— Exercise objective —
Note each line where "Дата" appears, and copy it.

BEGIN

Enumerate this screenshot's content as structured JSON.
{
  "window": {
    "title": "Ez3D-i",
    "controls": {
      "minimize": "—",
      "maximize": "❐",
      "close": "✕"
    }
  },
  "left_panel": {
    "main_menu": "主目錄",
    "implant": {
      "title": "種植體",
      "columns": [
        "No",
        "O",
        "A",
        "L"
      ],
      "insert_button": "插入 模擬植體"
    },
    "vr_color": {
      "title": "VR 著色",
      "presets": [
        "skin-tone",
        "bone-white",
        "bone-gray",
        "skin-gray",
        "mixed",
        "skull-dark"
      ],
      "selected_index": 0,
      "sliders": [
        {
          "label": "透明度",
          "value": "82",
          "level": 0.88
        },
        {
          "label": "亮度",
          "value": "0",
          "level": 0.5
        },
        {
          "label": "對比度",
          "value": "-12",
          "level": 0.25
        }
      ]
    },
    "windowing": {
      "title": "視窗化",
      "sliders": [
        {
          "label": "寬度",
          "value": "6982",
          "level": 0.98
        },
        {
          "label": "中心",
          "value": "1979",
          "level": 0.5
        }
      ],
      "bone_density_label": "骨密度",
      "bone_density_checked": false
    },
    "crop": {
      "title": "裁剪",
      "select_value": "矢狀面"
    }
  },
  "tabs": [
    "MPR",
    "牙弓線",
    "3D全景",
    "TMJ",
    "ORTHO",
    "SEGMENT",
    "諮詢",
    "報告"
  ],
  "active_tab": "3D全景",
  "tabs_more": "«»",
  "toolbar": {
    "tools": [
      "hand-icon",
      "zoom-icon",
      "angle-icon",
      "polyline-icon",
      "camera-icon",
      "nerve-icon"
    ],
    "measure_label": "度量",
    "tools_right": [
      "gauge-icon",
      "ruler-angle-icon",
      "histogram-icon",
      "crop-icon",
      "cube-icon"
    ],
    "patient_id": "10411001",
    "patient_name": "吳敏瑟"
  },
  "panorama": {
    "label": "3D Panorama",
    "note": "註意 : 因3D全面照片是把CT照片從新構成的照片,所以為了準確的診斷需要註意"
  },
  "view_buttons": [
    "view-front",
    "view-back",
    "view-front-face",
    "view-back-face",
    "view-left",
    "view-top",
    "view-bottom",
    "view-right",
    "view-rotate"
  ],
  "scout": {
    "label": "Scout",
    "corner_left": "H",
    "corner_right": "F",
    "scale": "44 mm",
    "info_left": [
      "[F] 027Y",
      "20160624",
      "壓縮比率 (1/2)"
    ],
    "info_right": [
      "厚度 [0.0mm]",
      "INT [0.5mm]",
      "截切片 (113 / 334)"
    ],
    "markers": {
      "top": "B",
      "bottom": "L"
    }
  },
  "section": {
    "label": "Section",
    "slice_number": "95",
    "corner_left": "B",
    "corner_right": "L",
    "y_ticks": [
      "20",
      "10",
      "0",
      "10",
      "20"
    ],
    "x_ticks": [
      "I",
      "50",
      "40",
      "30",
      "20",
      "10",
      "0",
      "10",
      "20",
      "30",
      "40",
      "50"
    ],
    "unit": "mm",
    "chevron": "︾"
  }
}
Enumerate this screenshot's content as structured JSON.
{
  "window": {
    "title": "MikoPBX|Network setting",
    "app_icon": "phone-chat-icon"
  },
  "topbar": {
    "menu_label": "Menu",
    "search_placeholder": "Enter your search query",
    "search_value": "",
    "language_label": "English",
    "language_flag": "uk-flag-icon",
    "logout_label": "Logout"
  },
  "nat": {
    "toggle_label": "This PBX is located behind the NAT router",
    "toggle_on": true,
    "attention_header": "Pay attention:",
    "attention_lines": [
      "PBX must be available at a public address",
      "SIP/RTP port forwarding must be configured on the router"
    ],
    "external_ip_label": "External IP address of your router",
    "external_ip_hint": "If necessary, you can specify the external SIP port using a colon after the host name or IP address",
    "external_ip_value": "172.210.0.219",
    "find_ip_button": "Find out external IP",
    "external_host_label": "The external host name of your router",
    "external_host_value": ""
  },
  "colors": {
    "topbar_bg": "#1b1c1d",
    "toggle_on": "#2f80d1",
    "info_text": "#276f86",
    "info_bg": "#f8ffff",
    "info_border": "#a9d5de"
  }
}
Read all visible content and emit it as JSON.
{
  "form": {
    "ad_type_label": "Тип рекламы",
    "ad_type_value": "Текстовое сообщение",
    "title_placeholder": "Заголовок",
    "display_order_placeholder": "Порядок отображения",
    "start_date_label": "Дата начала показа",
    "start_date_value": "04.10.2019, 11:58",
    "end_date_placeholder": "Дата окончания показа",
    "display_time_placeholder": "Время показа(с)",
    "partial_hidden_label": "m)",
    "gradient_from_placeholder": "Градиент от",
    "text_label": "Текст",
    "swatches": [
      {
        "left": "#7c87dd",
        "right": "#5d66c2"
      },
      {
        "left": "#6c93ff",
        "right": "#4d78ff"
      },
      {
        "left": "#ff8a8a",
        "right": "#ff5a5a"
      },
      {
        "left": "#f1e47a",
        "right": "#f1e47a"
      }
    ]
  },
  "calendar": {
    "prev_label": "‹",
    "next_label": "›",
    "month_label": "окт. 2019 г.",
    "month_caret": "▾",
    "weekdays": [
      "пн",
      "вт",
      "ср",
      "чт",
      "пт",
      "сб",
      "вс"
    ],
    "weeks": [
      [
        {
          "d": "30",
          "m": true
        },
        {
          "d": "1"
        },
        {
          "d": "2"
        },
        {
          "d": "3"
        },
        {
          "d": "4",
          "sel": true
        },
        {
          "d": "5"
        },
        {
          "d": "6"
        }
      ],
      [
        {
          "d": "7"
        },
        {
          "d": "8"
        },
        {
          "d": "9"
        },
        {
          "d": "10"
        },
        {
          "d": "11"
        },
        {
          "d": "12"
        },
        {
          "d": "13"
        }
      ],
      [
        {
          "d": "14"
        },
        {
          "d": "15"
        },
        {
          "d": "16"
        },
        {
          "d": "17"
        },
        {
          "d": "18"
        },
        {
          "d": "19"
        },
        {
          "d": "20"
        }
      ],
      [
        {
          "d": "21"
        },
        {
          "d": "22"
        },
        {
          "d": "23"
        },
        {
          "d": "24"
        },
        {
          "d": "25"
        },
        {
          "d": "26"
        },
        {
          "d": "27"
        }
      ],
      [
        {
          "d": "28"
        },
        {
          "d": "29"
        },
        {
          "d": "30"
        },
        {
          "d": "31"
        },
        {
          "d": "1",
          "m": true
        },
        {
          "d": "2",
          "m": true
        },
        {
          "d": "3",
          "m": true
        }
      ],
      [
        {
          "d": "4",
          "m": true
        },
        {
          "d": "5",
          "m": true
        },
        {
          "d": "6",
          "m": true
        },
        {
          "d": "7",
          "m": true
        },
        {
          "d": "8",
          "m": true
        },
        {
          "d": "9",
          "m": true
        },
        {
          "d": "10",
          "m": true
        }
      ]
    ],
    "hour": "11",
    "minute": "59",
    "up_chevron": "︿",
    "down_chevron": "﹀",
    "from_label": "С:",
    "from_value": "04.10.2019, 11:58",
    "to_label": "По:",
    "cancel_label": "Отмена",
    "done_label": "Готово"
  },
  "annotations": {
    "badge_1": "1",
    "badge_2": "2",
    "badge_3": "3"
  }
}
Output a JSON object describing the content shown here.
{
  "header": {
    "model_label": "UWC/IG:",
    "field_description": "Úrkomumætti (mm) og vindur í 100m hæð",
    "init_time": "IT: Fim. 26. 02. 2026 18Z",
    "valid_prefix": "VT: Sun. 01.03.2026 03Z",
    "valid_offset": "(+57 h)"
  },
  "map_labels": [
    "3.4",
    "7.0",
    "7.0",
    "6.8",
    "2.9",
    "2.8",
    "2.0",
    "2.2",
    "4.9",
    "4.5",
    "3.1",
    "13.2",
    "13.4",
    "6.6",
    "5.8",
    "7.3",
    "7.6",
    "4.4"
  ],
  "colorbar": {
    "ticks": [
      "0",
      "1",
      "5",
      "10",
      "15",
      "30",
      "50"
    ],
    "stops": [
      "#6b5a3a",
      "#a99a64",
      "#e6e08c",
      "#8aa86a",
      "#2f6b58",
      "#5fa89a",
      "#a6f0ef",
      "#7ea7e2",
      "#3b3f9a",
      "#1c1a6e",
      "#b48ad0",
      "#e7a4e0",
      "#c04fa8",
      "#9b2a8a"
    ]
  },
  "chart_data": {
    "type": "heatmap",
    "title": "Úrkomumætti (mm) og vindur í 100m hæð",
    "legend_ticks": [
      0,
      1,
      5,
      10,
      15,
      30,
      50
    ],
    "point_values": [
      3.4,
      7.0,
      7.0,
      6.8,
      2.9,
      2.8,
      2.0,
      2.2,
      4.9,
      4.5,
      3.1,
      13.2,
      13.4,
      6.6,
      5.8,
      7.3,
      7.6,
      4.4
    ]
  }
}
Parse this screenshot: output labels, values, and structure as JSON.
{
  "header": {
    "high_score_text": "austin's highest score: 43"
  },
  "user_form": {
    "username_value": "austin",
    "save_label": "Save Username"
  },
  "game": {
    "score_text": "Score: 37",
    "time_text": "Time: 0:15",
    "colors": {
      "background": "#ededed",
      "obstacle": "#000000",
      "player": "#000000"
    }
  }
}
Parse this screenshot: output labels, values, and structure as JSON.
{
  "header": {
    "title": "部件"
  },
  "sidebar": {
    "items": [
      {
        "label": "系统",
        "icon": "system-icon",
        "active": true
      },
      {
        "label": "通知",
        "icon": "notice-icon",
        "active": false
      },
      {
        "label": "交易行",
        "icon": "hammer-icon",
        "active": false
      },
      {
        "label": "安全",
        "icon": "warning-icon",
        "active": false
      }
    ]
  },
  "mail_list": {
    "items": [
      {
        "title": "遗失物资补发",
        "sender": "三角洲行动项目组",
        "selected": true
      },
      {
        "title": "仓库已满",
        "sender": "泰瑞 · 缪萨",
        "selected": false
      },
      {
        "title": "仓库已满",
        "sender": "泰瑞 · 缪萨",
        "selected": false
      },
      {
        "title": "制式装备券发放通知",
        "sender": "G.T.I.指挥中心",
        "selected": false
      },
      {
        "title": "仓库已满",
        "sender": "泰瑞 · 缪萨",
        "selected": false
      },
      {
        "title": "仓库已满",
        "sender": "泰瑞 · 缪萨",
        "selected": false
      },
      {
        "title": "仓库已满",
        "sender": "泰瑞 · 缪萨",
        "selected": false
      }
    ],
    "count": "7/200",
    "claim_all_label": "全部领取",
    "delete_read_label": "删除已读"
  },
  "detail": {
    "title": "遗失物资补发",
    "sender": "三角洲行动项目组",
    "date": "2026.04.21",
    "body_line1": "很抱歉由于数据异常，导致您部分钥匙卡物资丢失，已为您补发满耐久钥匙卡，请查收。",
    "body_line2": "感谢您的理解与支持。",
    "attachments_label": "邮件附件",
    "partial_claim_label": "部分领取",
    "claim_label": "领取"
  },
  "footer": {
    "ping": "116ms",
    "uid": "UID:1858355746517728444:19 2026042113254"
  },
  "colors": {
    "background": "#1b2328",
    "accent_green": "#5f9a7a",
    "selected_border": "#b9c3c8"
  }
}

END

— Written solution —
    "start_date_label": "Дата начала показа",
    "end_date_placeholder": "Дата окончания показа",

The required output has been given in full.